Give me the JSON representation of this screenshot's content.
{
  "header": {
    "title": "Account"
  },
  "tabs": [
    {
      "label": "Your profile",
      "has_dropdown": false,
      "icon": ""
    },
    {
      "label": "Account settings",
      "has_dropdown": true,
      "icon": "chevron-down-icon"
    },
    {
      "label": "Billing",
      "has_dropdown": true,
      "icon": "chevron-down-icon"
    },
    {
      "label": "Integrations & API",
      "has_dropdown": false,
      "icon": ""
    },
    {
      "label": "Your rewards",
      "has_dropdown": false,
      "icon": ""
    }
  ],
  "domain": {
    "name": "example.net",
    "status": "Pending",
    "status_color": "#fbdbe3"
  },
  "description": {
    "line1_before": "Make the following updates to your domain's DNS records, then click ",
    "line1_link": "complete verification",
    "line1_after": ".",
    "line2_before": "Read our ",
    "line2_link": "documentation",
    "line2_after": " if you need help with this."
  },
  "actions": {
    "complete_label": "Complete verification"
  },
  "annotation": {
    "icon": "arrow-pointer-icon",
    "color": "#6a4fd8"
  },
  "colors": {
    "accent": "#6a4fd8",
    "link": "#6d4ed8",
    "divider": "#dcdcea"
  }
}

**Problem details:** Repeat the material word for word, in full.

**Result of the exercise:**
Give me the JSON representation of this screenshot's content.
{
  "header": {
    "title": "Account"
  },
  "tabs": [
    {
      "label": "Your profile",
      "has_dropdown": false,
      "icon": ""
    },
    {
      "label": "Account settings",
      "has_dropdown": true,
      "icon": "chevron-down-icon"
    },
    {
      "label": "Billing",
      "has_dropdown": true,
      "icon": "chevron-down-icon"
    },
    {
      "label": "Integrations & API",
      "has_dropdown": false,
      "icon": ""
    },
    {
      "label": "Your rewards",
      "has_dropdown": false,
      "icon": ""
    }
  ],
  "domain": {
    "name": "example.net",
    "status": "Pending",
    "status_color": "#fbdbe3"
  },
  "description": {
    "line1_before": "Make the following updates to your domain's DNS records, then click ",
    "line1_link": "complete verification",
    "line1_after": ".",
    "line2_before": "Read our ",
    "line2_link": "documentation",
    "line2_after": " if you need help with this."
  },
  "actions": {
    "complete_label": "Complete verification"
  },
  "annotation": {
    "icon": "arrow-pointer-icon",
    "color": "#6a4fd8"
  },
  "colors": {
    "accent": "#6a4fd8",
    "link": "#6d4ed8",
    "divider": "#dcdcea"
  }
}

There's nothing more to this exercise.